Task statement:
Pull out every line from the listing that has the word "gross".

_ _ _ _ _ _ _

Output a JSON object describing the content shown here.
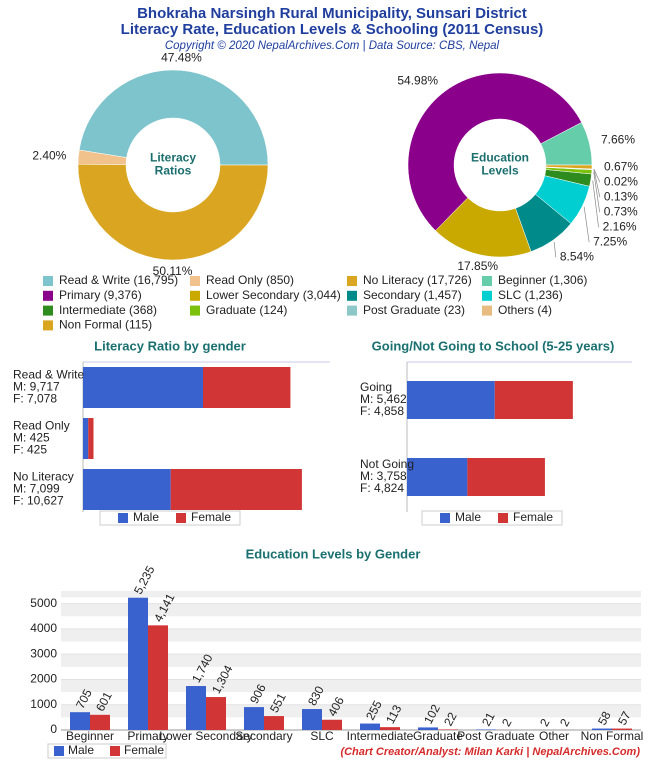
{
  "header": {
    "title": "Bhokraha Narsingh Rural Municipality, Sunsari District",
    "subtitle": "Literacy Rate, Education Levels & Schooling (2011 Census)",
    "credit": "Copyright © 2020 NepalArchives.Com | Data Source: CBS, Nepal"
  },
  "chart_data": [
    {
      "type": "donut",
      "center_label": [
        "Literacy",
        "Ratios"
      ],
      "values": [
        47.48,
        2.4,
        50.11
      ],
      "value_labels": [
        "47.48%",
        "2.40%",
        "50.11%"
      ],
      "colors": [
        "#7ec4cc",
        "#f2c28c",
        "#daa520"
      ],
      "legend_labels": [
        "Read & Write (16,795)",
        "Read Only (850)",
        "No Literacy (17,726)"
      ]
    },
    {
      "type": "donut",
      "center_label": [
        "Education",
        "Levels"
      ],
      "values": [
        7.66,
        54.98,
        17.85,
        8.54,
        7.25,
        2.16,
        0.73,
        0.13,
        0.02,
        0.67
      ],
      "value_labels": [
        "7.66%",
        "54.98%",
        "17.85%",
        "8.54%",
        "7.25%",
        "2.16%",
        "0.73%",
        "0.13%",
        "0.02%",
        "0.67%"
      ],
      "colors": [
        "#66cdaa",
        "#8b008b",
        "#c9a900",
        "#008b8b",
        "#00ced1",
        "#2e8b1e",
        "#7cc20c",
        "#8cc8c8",
        "#e8bb80",
        "#daa520"
      ],
      "legend_labels": [
        "Beginner (1,306)",
        "Primary (9,376)",
        "Lower Secondary (3,044)",
        "Secondary (1,457)",
        "SLC (1,236)",
        "Intermediate (368)",
        "Graduate (124)",
        "Post Graduate (23)",
        "Others (4)",
        "Non Formal (115)"
      ]
    },
    {
      "type": "hbar",
      "stacked": true,
      "title": "Literacy Ratio by gender",
      "categories": [
        "Read & Write",
        "Read Only",
        "No Literacy"
      ],
      "series": [
        {
          "name": "Male",
          "color": "#3a62cf",
          "values": [
            9717,
            425,
            7099
          ],
          "value_labels": [
            "M: 9,717",
            "M: 425",
            "M: 7,099"
          ]
        },
        {
          "name": "Female",
          "color": "#d13535",
          "values": [
            7078,
            425,
            10627
          ],
          "value_labels": [
            "F: 7,078",
            "F: 425",
            "F: 10,627"
          ]
        }
      ],
      "xlim": [
        0,
        20000
      ],
      "legend": "bottom"
    },
    {
      "type": "hbar",
      "stacked": true,
      "title": "Going/Not Going to School (5-25 years)",
      "categories": [
        "Going",
        "Not Going"
      ],
      "series": [
        {
          "name": "Male",
          "color": "#3a62cf",
          "values": [
            5462,
            3758
          ],
          "value_labels": [
            "M: 5,462",
            "M: 3,758"
          ]
        },
        {
          "name": "Female",
          "color": "#d13535",
          "values": [
            4858,
            4824
          ],
          "value_labels": [
            "F: 4,858",
            "F: 4,824"
          ]
        }
      ],
      "xlim": [
        0,
        14000
      ],
      "legend": "bottom"
    },
    {
      "type": "bar",
      "title": "Education Levels by Gender",
      "categories": [
        "Beginner",
        "Primary",
        "Lower Secondary",
        "Secondary",
        "SLC",
        "Intermediate",
        "Graduate",
        "Post Graduate",
        "Other",
        "Non Formal"
      ],
      "series": [
        {
          "name": "Male",
          "color": "#3a62cf",
          "values": [
            705,
            5235,
            1740,
            906,
            830,
            255,
            102,
            21,
            2,
            58
          ],
          "value_labels": [
            "705",
            "5,235",
            "1,740",
            "906",
            "830",
            "255",
            "102",
            "21",
            "2",
            "58"
          ]
        },
        {
          "name": "Female",
          "color": "#d13535",
          "values": [
            601,
            4141,
            1304,
            551,
            406,
            113,
            22,
            2,
            2,
            57
          ],
          "value_labels": [
            "601",
            "4,141",
            "1,304",
            "551",
            "406",
            "113",
            "22",
            "2",
            "2",
            "57"
          ]
        }
      ],
      "ylim": [
        0,
        5500
      ],
      "yticks": [
        0,
        1000,
        2000,
        3000,
        4000,
        5000
      ],
      "grid": true,
      "legend": "bottom-left"
    }
  ],
  "footer": "(Chart Creator/Analyst: Milan Karki | NepalArchives.Com)"
}
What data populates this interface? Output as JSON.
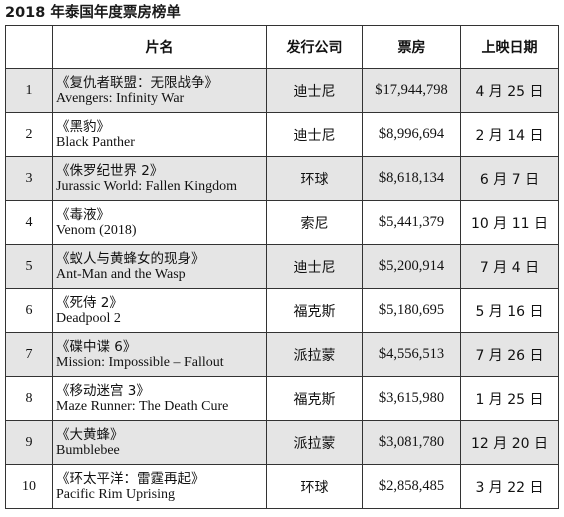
{
  "title": "2018 年泰国年度票房榜单",
  "headers": {
    "rank": "",
    "title": "片名",
    "distributor": "发行公司",
    "gross": "票房",
    "release_date": "上映日期"
  },
  "rows": [
    {
      "rank": "1",
      "title_cn": "《复仇者联盟：无限战争》",
      "title_en": "Avengers: Infinity War",
      "distributor": "迪士尼",
      "gross": "$17,944,798",
      "release_date": "4 月 25 日"
    },
    {
      "rank": "2",
      "title_cn": "《黑豹》",
      "title_en": "Black Panther",
      "distributor": "迪士尼",
      "gross": "$8,996,694",
      "release_date": "2 月 14 日"
    },
    {
      "rank": "3",
      "title_cn": "《侏罗纪世界 2》",
      "title_en": "Jurassic World: Fallen Kingdom",
      "distributor": "环球",
      "gross": "$8,618,134",
      "release_date": "6 月 7 日"
    },
    {
      "rank": "4",
      "title_cn": "《毒液》",
      "title_en": "Venom (2018)",
      "distributor": "索尼",
      "gross": "$5,441,379",
      "release_date": "10 月 11 日"
    },
    {
      "rank": "5",
      "title_cn": "《蚁人与黄蜂女的现身》",
      "title_en": "Ant-Man and the Wasp",
      "distributor": "迪士尼",
      "gross": "$5,200,914",
      "release_date": "7 月 4 日"
    },
    {
      "rank": "6",
      "title_cn": "《死侍 2》",
      "title_en": "Deadpool 2",
      "distributor": "福克斯",
      "gross": "$5,180,695",
      "release_date": "5 月 16 日"
    },
    {
      "rank": "7",
      "title_cn": "《碟中谍 6》",
      "title_en": "Mission: Impossible – Fallout",
      "distributor": "派拉蒙",
      "gross": "$4,556,513",
      "release_date": "7 月 26 日"
    },
    {
      "rank": "8",
      "title_cn": "《移动迷宫 3》",
      "title_en": "Maze Runner: The Death Cure",
      "distributor": "福克斯",
      "gross": "$3,615,980",
      "release_date": "1 月 25 日"
    },
    {
      "rank": "9",
      "title_cn": "《大黄蜂》",
      "title_en": "Bumblebee",
      "distributor": "派拉蒙",
      "gross": "$3,081,780",
      "release_date": "12 月 20 日"
    },
    {
      "rank": "10",
      "title_cn": "《环太平洋：雷霆再起》",
      "title_en": "Pacific Rim Uprising",
      "distributor": "环球",
      "gross": "$2,858,485",
      "release_date": "3 月 22 日"
    }
  ],
  "colors": {
    "shaded_row": "#e5e5e5",
    "plain_row": "#ffffff",
    "border": "#333333",
    "text": "#111111"
  }
}
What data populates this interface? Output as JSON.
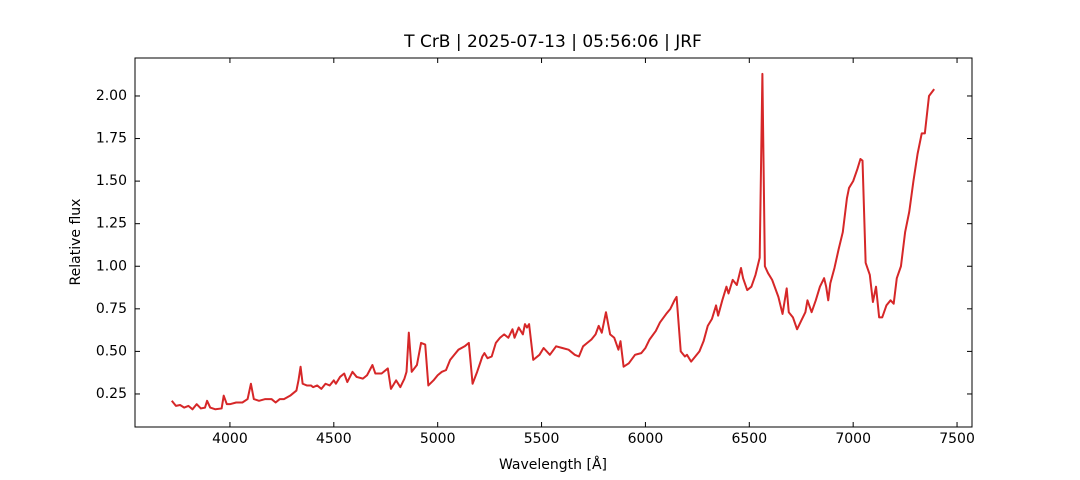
{
  "chart_data": {
    "type": "line",
    "title": "T CrB | 2025-07-13 | 05:56:06 | JRF",
    "xlabel": "Wavelength [Å]",
    "ylabel": "Relative flux",
    "color": "#d62728",
    "xlim": [
      3543,
      7572
    ],
    "ylim": [
      0.056,
      2.223
    ],
    "xticks": [
      4000,
      4500,
      5000,
      5500,
      6000,
      6500,
      7000,
      7500
    ],
    "yticks": [
      0.25,
      {
        "value": 0.5,
        "label": "0.50"
      },
      0.75,
      {
        "value": 1.0,
        "label": "1.00"
      },
      1.25,
      {
        "value": 1.5,
        "label": "1.50"
      },
      1.75,
      {
        "value": 2.0,
        "label": "2.00"
      }
    ],
    "x": [
      3720,
      3740,
      3760,
      3780,
      3800,
      3820,
      3840,
      3860,
      3880,
      3890,
      3905,
      3930,
      3960,
      3970,
      3985,
      4000,
      4030,
      4060,
      4085,
      4101,
      4115,
      4140,
      4170,
      4200,
      4220,
      4240,
      4260,
      4290,
      4320,
      4330,
      4340,
      4350,
      4370,
      4390,
      4400,
      4420,
      4440,
      4460,
      4480,
      4500,
      4510,
      4530,
      4550,
      4565,
      4590,
      4610,
      4640,
      4660,
      4686,
      4700,
      4730,
      4760,
      4775,
      4800,
      4820,
      4840,
      4850,
      4861,
      4875,
      4900,
      4920,
      4940,
      4955,
      4980,
      5000,
      5020,
      5040,
      5060,
      5080,
      5100,
      5130,
      5150,
      5168,
      5190,
      5215,
      5225,
      5240,
      5260,
      5280,
      5300,
      5320,
      5340,
      5360,
      5370,
      5390,
      5410,
      5420,
      5430,
      5440,
      5460,
      5490,
      5510,
      5540,
      5570,
      5600,
      5630,
      5660,
      5680,
      5700,
      5720,
      5740,
      5760,
      5775,
      5790,
      5810,
      5830,
      5850,
      5870,
      5880,
      5895,
      5920,
      5950,
      5980,
      6000,
      6020,
      6050,
      6070,
      6100,
      6120,
      6140,
      6150,
      6170,
      6190,
      6200,
      6220,
      6240,
      6260,
      6280,
      6300,
      6320,
      6340,
      6350,
      6370,
      6390,
      6400,
      6420,
      6440,
      6460,
      6470,
      6490,
      6510,
      6530,
      6550,
      6563,
      6575,
      6590,
      6610,
      6640,
      6660,
      6680,
      6690,
      6710,
      6730,
      6750,
      6770,
      6780,
      6800,
      6820,
      6840,
      6860,
      6870,
      6880,
      6890,
      6910,
      6930,
      6950,
      6970,
      6980,
      7000,
      7020,
      7035,
      7045,
      7060,
      7080,
      7095,
      7110,
      7125,
      7140,
      7160,
      7180,
      7195,
      7210,
      7230,
      7250,
      7270,
      7290,
      7310,
      7330,
      7345,
      7365,
      7390
    ],
    "values": [
      0.21,
      0.18,
      0.185,
      0.17,
      0.18,
      0.16,
      0.19,
      0.165,
      0.17,
      0.21,
      0.17,
      0.16,
      0.165,
      0.24,
      0.19,
      0.19,
      0.2,
      0.2,
      0.22,
      0.31,
      0.22,
      0.21,
      0.22,
      0.22,
      0.2,
      0.22,
      0.22,
      0.24,
      0.27,
      0.33,
      0.41,
      0.31,
      0.3,
      0.3,
      0.29,
      0.3,
      0.28,
      0.31,
      0.3,
      0.33,
      0.31,
      0.35,
      0.37,
      0.32,
      0.38,
      0.35,
      0.34,
      0.36,
      0.42,
      0.37,
      0.37,
      0.4,
      0.28,
      0.33,
      0.29,
      0.34,
      0.38,
      0.61,
      0.38,
      0.42,
      0.55,
      0.54,
      0.3,
      0.33,
      0.36,
      0.38,
      0.39,
      0.45,
      0.48,
      0.51,
      0.53,
      0.55,
      0.31,
      0.38,
      0.47,
      0.49,
      0.46,
      0.47,
      0.55,
      0.58,
      0.6,
      0.58,
      0.63,
      0.58,
      0.64,
      0.6,
      0.66,
      0.64,
      0.66,
      0.45,
      0.48,
      0.52,
      0.48,
      0.53,
      0.52,
      0.51,
      0.48,
      0.47,
      0.53,
      0.55,
      0.57,
      0.6,
      0.65,
      0.61,
      0.73,
      0.6,
      0.58,
      0.51,
      0.56,
      0.41,
      0.43,
      0.48,
      0.49,
      0.52,
      0.57,
      0.62,
      0.67,
      0.72,
      0.75,
      0.8,
      0.82,
      0.5,
      0.47,
      0.48,
      0.44,
      0.47,
      0.5,
      0.56,
      0.65,
      0.69,
      0.77,
      0.71,
      0.8,
      0.88,
      0.84,
      0.92,
      0.89,
      0.99,
      0.93,
      0.86,
      0.88,
      0.95,
      1.05,
      2.13,
      1.0,
      0.96,
      0.92,
      0.82,
      0.72,
      0.87,
      0.73,
      0.7,
      0.63,
      0.68,
      0.73,
      0.8,
      0.73,
      0.8,
      0.88,
      0.93,
      0.88,
      0.8,
      0.9,
      0.99,
      1.1,
      1.2,
      1.4,
      1.46,
      1.5,
      1.57,
      1.63,
      1.62,
      1.02,
      0.95,
      0.79,
      0.88,
      0.7,
      0.7,
      0.77,
      0.8,
      0.78,
      0.93,
      1.0,
      1.2,
      1.32,
      1.5,
      1.66,
      1.78,
      1.78,
      2.0,
      2.04
    ]
  }
}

_ _ _ _ _ _ _

Written response:
    "gross": "票房",
      "gross": "$17,944,798",
      "gross": "$8,996,694",
      "gross": "$8,618,134",
      "gross": "$5,441,379",
      "gross": "$5,200,914",
      "gross": "$5,180,695",
      "gross": "$4,556,513",
      "gross": "$3,615,980",
      "gross": "$3,081,780",
      "gross": "$2,858,485",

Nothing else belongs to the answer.